- AIM OF THE EXERCISE -
Among the lines of the records, please find those that contain the word "weil" and copy them.

- MATERIAL PROVIDED -
*** Block opens ***

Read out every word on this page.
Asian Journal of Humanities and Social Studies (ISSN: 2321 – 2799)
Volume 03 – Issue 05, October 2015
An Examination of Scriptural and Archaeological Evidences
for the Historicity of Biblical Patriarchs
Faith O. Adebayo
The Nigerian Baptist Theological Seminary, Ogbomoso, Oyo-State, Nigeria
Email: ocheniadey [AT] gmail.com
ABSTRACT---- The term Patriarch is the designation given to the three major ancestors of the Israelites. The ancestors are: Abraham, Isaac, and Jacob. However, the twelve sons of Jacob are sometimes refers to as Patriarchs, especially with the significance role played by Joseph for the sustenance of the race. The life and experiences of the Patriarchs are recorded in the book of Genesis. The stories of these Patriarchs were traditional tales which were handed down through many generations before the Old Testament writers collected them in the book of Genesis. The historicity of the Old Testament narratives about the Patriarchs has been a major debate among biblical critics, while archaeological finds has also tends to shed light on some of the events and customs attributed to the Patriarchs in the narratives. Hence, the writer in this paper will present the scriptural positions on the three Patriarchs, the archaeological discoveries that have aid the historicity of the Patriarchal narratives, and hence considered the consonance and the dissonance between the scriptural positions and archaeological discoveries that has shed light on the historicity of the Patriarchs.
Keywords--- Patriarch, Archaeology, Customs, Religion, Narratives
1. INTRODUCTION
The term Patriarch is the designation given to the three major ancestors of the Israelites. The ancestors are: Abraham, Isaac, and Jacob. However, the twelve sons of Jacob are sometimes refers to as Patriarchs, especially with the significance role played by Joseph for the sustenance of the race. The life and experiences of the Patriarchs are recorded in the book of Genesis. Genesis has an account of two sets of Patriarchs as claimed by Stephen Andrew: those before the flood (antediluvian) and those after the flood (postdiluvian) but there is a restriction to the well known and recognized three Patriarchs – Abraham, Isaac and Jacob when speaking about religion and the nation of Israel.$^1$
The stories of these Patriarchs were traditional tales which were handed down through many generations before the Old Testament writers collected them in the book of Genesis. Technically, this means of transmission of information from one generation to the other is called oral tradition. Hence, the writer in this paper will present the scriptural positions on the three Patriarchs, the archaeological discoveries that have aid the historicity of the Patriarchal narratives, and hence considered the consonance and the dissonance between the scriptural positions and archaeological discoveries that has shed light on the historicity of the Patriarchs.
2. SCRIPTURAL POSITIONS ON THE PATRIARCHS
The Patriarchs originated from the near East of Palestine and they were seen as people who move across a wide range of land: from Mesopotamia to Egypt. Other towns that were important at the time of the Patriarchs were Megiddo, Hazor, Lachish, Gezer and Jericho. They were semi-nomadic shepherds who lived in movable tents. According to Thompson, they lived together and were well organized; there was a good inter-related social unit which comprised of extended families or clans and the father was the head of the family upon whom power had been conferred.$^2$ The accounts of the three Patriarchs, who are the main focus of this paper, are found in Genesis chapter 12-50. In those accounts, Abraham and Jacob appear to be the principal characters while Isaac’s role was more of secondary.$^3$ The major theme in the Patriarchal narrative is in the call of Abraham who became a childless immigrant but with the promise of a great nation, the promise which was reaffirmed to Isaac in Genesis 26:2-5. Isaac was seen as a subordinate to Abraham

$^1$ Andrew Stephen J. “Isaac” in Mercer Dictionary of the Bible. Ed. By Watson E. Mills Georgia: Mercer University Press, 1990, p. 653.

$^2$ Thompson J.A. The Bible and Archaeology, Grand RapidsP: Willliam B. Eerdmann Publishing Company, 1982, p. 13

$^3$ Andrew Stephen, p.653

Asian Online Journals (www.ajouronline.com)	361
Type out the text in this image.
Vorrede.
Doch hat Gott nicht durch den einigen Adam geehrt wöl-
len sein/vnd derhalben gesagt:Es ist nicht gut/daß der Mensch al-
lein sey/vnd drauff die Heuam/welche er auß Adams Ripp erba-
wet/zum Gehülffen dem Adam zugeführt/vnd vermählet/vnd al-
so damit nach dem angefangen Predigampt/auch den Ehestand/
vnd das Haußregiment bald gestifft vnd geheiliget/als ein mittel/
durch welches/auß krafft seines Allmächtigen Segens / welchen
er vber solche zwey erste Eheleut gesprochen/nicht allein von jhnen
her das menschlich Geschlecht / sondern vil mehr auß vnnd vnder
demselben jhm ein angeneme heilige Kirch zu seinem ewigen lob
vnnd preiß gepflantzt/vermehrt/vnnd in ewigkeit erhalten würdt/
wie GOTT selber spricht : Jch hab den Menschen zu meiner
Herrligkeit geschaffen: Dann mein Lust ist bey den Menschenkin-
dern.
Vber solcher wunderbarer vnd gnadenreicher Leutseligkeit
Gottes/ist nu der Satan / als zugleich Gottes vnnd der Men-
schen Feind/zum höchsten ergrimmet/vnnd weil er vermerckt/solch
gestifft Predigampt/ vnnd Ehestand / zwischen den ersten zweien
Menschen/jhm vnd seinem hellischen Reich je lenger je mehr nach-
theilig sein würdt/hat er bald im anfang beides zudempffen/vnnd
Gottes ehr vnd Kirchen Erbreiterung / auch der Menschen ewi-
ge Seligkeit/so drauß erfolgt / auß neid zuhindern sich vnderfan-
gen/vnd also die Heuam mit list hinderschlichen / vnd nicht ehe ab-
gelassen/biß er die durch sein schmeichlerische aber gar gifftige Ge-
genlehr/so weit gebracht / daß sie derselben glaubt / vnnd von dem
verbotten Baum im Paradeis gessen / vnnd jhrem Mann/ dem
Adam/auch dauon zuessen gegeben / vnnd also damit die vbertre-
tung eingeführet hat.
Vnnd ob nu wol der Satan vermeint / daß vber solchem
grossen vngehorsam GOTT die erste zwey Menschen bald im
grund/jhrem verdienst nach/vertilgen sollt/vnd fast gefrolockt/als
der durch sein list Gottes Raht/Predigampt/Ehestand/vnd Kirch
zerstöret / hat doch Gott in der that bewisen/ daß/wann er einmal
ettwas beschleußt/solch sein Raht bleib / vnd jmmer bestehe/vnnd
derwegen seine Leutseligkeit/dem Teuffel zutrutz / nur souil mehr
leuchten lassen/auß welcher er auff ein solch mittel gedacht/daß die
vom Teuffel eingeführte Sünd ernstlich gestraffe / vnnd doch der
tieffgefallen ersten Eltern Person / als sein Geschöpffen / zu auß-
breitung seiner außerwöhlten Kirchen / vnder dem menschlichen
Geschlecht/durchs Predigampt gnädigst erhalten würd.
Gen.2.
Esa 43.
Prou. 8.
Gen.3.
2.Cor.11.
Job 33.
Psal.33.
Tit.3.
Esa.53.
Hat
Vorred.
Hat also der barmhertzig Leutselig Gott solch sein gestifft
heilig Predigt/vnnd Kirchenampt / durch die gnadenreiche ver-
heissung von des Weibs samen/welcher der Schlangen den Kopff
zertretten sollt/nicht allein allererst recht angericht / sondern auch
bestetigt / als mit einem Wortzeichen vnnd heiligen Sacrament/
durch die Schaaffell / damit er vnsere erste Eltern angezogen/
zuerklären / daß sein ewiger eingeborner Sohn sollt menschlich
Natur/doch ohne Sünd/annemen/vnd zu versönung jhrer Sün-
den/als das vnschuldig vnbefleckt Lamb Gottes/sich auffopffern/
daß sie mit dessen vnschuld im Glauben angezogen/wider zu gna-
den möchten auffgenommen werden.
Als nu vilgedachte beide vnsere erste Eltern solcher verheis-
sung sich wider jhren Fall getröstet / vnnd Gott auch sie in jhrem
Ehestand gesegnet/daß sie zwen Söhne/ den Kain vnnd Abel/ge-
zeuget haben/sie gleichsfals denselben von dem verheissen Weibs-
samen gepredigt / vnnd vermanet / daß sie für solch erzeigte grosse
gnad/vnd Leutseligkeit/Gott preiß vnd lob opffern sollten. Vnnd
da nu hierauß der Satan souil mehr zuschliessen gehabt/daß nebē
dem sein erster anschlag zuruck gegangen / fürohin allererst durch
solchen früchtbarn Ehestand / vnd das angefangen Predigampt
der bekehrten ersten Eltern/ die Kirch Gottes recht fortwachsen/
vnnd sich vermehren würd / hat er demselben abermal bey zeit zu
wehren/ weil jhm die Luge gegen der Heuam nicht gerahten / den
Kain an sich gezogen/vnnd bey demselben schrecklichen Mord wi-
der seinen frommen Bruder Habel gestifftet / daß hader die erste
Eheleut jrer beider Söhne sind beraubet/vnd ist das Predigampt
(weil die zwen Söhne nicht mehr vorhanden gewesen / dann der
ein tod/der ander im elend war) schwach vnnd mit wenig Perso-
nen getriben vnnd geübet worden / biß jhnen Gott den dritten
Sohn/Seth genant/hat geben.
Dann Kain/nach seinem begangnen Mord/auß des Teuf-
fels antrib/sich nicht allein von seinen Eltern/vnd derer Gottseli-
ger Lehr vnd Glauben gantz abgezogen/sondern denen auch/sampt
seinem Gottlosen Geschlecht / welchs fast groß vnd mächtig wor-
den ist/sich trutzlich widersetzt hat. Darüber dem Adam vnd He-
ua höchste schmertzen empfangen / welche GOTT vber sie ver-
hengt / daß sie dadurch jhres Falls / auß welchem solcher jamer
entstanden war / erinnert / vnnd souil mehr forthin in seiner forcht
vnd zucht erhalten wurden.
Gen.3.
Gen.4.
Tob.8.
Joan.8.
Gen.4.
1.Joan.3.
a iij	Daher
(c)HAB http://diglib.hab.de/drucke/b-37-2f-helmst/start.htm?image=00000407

*** Block closes ***

- FINAL ANSWER -
schen Feind/zum höchsten ergrimmet/vnnd weil er vermerckt/solch
wehren/ weil jhm die Luge gegen der Heuam nicht gerahten / den
(weil die zwen Söhne nicht mehr vorhanden gewesen / dann der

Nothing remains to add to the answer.